**** Information given ****

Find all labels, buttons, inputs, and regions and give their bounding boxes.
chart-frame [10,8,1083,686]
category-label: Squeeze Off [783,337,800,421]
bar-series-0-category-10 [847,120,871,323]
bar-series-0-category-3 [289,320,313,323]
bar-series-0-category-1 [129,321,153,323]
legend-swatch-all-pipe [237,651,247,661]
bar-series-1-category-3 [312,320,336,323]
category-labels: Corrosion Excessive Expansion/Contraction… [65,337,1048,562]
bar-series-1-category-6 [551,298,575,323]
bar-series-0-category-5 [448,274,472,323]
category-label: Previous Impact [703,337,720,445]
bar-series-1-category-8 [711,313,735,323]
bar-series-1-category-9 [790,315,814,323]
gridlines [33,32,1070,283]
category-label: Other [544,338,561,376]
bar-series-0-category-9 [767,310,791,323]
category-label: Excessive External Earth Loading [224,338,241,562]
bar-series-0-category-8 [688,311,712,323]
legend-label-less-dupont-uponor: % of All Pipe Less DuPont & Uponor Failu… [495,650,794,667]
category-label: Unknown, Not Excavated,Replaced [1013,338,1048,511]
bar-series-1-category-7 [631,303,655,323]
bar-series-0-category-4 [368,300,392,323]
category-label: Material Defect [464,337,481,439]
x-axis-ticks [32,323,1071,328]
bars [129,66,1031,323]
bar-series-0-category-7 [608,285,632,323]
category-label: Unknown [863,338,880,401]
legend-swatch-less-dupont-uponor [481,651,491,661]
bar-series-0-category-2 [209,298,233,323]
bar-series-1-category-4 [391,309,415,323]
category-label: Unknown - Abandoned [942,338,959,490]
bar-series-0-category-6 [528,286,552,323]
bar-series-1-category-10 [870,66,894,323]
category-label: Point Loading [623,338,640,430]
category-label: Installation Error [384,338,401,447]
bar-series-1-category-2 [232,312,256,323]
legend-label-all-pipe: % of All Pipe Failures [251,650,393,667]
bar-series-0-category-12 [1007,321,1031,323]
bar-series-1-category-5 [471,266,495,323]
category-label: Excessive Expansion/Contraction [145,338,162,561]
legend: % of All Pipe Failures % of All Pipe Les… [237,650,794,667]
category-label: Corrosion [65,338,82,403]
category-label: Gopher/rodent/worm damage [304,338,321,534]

****

- [What you have to do]: Write out all the items again, swapping every "legend-swatch" for "legend-key" and leaving everything else exactly as it is.

- [Result for this task]:
Find all labels, buttons, inputs, and regions and give their bounding boxes.
chart-frame [10,8,1083,686]
category-label: Squeeze Off [783,337,800,421]
bar-series-0-category-10 [847,120,871,323]
bar-series-0-category-3 [289,320,313,323]
bar-series-0-category-1 [129,321,153,323]
legend-key-all-pipe [237,651,247,661]
bar-series-1-category-3 [312,320,336,323]
category-labels: Corrosion Excessive Expansion/Contraction… [65,337,1048,562]
bar-series-1-category-6 [551,298,575,323]
bar-series-0-category-5 [448,274,472,323]
category-label: Previous Impact [703,337,720,445]
bar-series-1-category-8 [711,313,735,323]
bar-series-1-category-9 [790,315,814,323]
gridlines [33,32,1070,283]
category-label: Other [544,338,561,376]
bar-series-0-category-9 [767,310,791,323]
category-label: Excessive External Earth Loading [224,338,241,562]
bar-series-0-category-8 [688,311,712,323]
legend-label-less-dupont-uponor: % of All Pipe Less DuPont & Uponor Failu… [495,650,794,667]
category-label: Unknown, Not Excavated,Replaced [1013,338,1048,511]
bar-series-1-category-7 [631,303,655,323]
bar-series-0-category-4 [368,300,392,323]
category-label: Material Defect [464,337,481,439]
x-axis-ticks [32,323,1071,328]
bars [129,66,1031,323]
bar-series-0-category-7 [608,285,632,323]
category-label: Unknown [863,338,880,401]
legend-key-less-dupont-uponor [481,651,491,661]
bar-series-0-category-2 [209,298,233,323]
bar-series-1-category-4 [391,309,415,323]
category-label: Unknown - Abandoned [942,338,959,490]
bar-series-0-category-6 [528,286,552,323]
bar-series-1-category-10 [870,66,894,323]
category-label: Point Loading [623,338,640,430]
category-label: Installation Error [384,338,401,447]
bar-series-1-category-2 [232,312,256,323]
legend-label-all-pipe: % of All Pipe Failures [251,650,393,667]
bar-series-0-category-12 [1007,321,1031,323]
bar-series-1-category-5 [471,266,495,323]
category-label: Excessive Expansion/Contraction [145,338,162,561]
legend: % of All Pipe Failures % of All Pipe Les… [237,650,794,667]
category-label: Corrosion [65,338,82,403]
category-label: Gopher/rodent/worm damage [304,338,321,534]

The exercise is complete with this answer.